:: Data entries

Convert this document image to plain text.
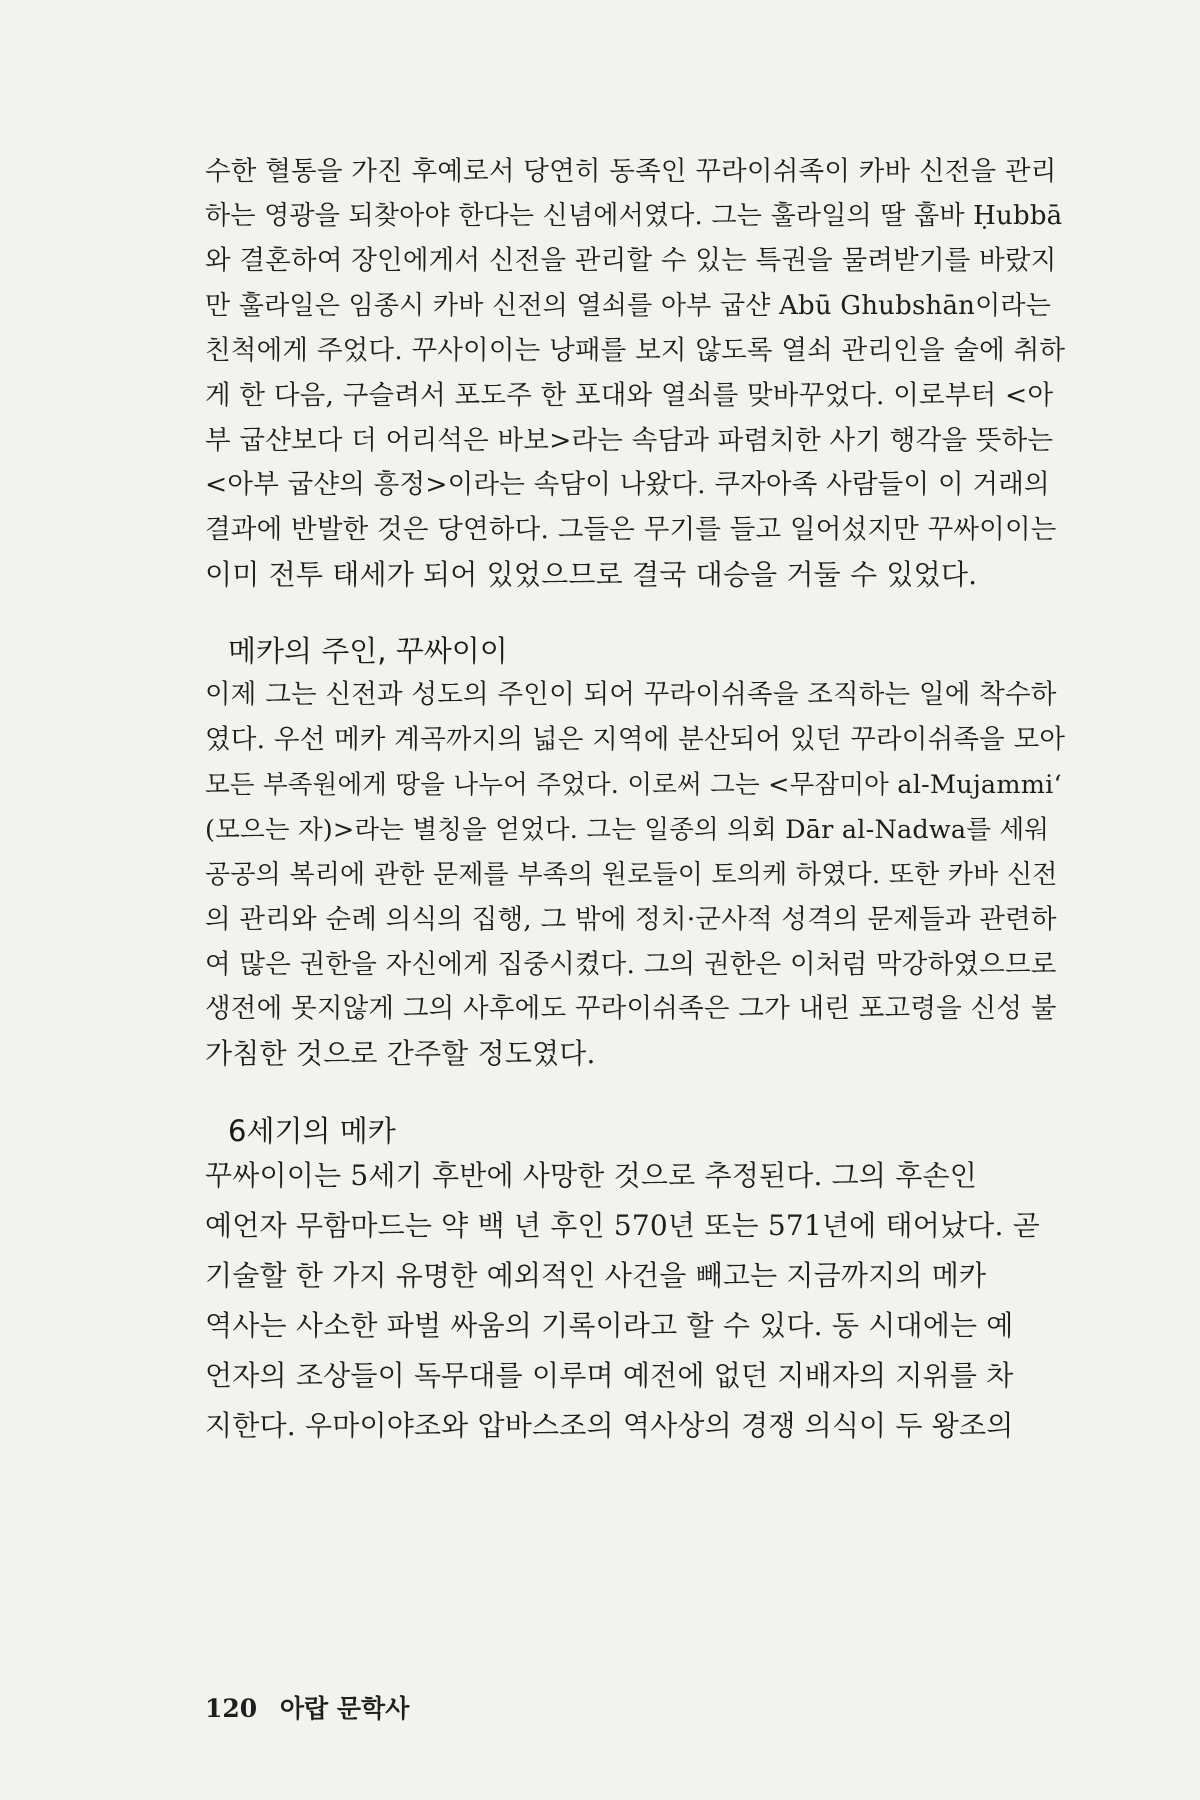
수한 혈통을 가진 후예로서 당연히 동족인 꾸라이쉬족이 카바 신전을 관리
하는 영광을 되찾아야 한다는 신념에서였다. 그는 훌라일의 딸 훕바 Ḥubbā
와 결혼하여 장인에게서 신전을 관리할 수 있는 특권을 물려받기를 바랐지
만 훌라일은 임종시 카바 신전의 열쇠를 아부 굽샨 Abū Ghubshān이라는
친척에게 주었다. 꾸사이이는 낭패를 보지 않도록 열쇠 관리인을 술에 취하
게 한 다음, 구슬려서 포도주 한 포대와 열쇠를 맞바꾸었다. 이로부터 <아
부 굽샨보다 더 어리석은 바보>라는 속담과 파렴치한 사기 행각을 뜻하는
<아부 굽샨의 흥정>이라는 속담이 나왔다. 쿠자아족 사람들이 이 거래의
결과에 반발한 것은 당연하다. 그들은 무기를 들고 일어섰지만 꾸싸이이는
이미 전투 태세가 되어 있었으므로 결국 대승을 거둘 수 있었다.
메카의 주인, 꾸싸이이
이제 그는 신전과 성도의 주인이 되어 꾸라이쉬족을 조직하는 일에 착수하
였다. 우선 메카 계곡까지의 넓은 지역에 분산되어 있던 꾸라이쉬족을 모아
모든 부족원에게 땅을 나누어 주었다. 이로써 그는 <무잠미아 al-Mujammi‘
(모으는 자)>라는 별칭을 얻었다. 그는 일종의 의회 Dār al-Nadwa를 세워
공공의 복리에 관한 문제를 부족의 원로들이 토의케 하였다. 또한 카바 신전
의 관리와 순례 의식의 집행, 그 밖에 정치·군사적 성격의 문제들과 관련하
여 많은 권한을 자신에게 집중시켰다. 그의 권한은 이처럼 막강하였으므로
생전에 못지않게 그의 사후에도 꾸라이쉬족은 그가 내린 포고령을 신성 불
가침한 것으로 간주할 정도였다.
6세기의 메카
꾸싸이이는 5세기 후반에 사망한 것으로 추정된다. 그의 후손인
예언자 무함마드는 약 백 년 후인 570년 또는 571년에 태어났다. 곧
기술할 한 가지 유명한 예외적인 사건을 빼고는 지금까지의 메카
역사는 사소한 파벌 싸움의 기록이라고 할 수 있다. 동 시대에는 예
언자의 조상들이 독무대를 이루며 예전에 없던 지배자의 지위를 차
지한다. 우마이야조와 압바스조의 역사상의 경쟁 의식이 두 왕조의
120 아랍 문학사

::::

Exclude the pictures. Write out the remaining data exactly.

Convert this document image to plain text.
수한 혈통을 가진 후예로서 당연히 동족인 꾸라이쉬족이 카바 신전을 관리
하는 영광을 되찾아야 한다는 신념에서였다. 그는 훌라일의 딸 훕바 Ḥubbā
와 결혼하여 장인에게서 신전을 관리할 수 있는 특권을 물려받기를 바랐지
만 훌라일은 임종시 카바 신전의 열쇠를 아부 굽샨 Abū Ghubshān이라는
친척에게 주었다. 꾸사이이는 낭패를 보지 않도록 열쇠 관리인을 술에 취하
게 한 다음, 구슬려서 포도주 한 포대와 열쇠를 맞바꾸었다. 이로부터 <아
부 굽샨보다 더 어리석은 바보>라는 속담과 파렴치한 사기 행각을 뜻하는
<아부 굽샨의 흥정>이라는 속담이 나왔다. 쿠자아족 사람들이 이 거래의
결과에 반발한 것은 당연하다. 그들은 무기를 들고 일어섰지만 꾸싸이이는
이미 전투 태세가 되어 있었으므로 결국 대승을 거둘 수 있었다.
메카의 주인, 꾸싸이이
이제 그는 신전과 성도의 주인이 되어 꾸라이쉬족을 조직하는 일에 착수하
였다. 우선 메카 계곡까지의 넓은 지역에 분산되어 있던 꾸라이쉬족을 모아
모든 부족원에게 땅을 나누어 주었다. 이로써 그는 <무잠미아 al-Mujammi‘
(모으는 자)>라는 별칭을 얻었다. 그는 일종의 의회 Dār al-Nadwa를 세워
공공의 복리에 관한 문제를 부족의 원로들이 토의케 하였다. 또한 카바 신전
의 관리와 순례 의식의 집행, 그 밖에 정치·군사적 성격의 문제들과 관련하
여 많은 권한을 자신에게 집중시켰다. 그의 권한은 이처럼 막강하였으므로
생전에 못지않게 그의 사후에도 꾸라이쉬족은 그가 내린 포고령을 신성 불
가침한 것으로 간주할 정도였다.
6세기의 메카
꾸싸이이는 5세기 후반에 사망한 것으로 추정된다. 그의 후손인
예언자 무함마드는 약 백 년 후인 570년 또는 571년에 태어났다. 곧
기술할 한 가지 유명한 예외적인 사건을 빼고는 지금까지의 메카
역사는 사소한 파벌 싸움의 기록이라고 할 수 있다. 동 시대에는 예
언자의 조상들이 독무대를 이루며 예전에 없던 지배자의 지위를 차
지한다. 우마이야조와 압바스조의 역사상의 경쟁 의식이 두 왕조의
120 아랍 문학사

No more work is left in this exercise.